** BEGIN Material provided **

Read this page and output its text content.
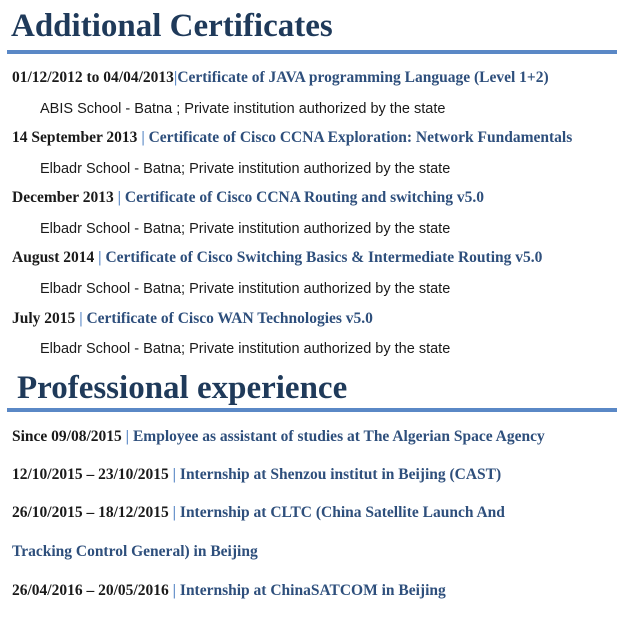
Additional Certificates
01/12/2012 to 04/04/2013|Certificate of JAVA programming Language (Level 1+2)
ABIS School - Batna ; Private institution authorized by the state
14 September 2013 | Certificate of Cisco CCNA Exploration: Network Fundamentals
Elbadr School - Batna; Private institution authorized by the state
December 2013 | Certificate of Cisco CCNA Routing and switching v5.0
Elbadr School - Batna; Private institution authorized by the state
August 2014 | Certificate of Cisco Switching Basics & Intermediate Routing v5.0
Elbadr School - Batna; Private institution authorized by the state
July 2015 | Certificate of Cisco WAN Technologies v5.0
Elbadr School - Batna; Private institution authorized by the state
Professional experience
Since 09/08/2015 | Employee as assistant of studies at The Algerian Space Agency
12/10/2015 – 23/10/2015 | Internship at Shenzou institut in Beijing (CAST)
26/10/2015 – 18/12/2015 | Internship at CLTC (China Satellite Launch And
Tracking Control General) in Beijing
26/04/2016 – 20/05/2016 | Internship at ChinaSATCOM in Beijing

** END Material provided **

Your objective - In your copy, repeat each record exactly and include no pictures.

Answer to the problem -
Read this page and output its text content.
Additional Certificates
01/12/2012 to 04/04/2013|Certificate of JAVA programming Language (Level 1+2)
ABIS School - Batna ; Private institution authorized by the state
14 September 2013 | Certificate of Cisco CCNA Exploration: Network Fundamentals
Elbadr School - Batna; Private institution authorized by the state
December 2013 | Certificate of Cisco CCNA Routing and switching v5.0
Elbadr School - Batna; Private institution authorized by the state
August 2014 | Certificate of Cisco Switching Basics & Intermediate Routing v5.0
Elbadr School - Batna; Private institution authorized by the state
July 2015 | Certificate of Cisco WAN Technologies v5.0
Elbadr School - Batna; Private institution authorized by the state
Professional experience
Since 09/08/2015 | Employee as assistant of studies at The Algerian Space Agency
12/10/2015 – 23/10/2015 | Internship at Shenzou institut in Beijing (CAST)
26/10/2015 – 18/12/2015 | Internship at CLTC (China Satellite Launch And
Tracking Control General) in Beijing
26/04/2016 – 20/05/2016 | Internship at ChinaSATCOM in Beijing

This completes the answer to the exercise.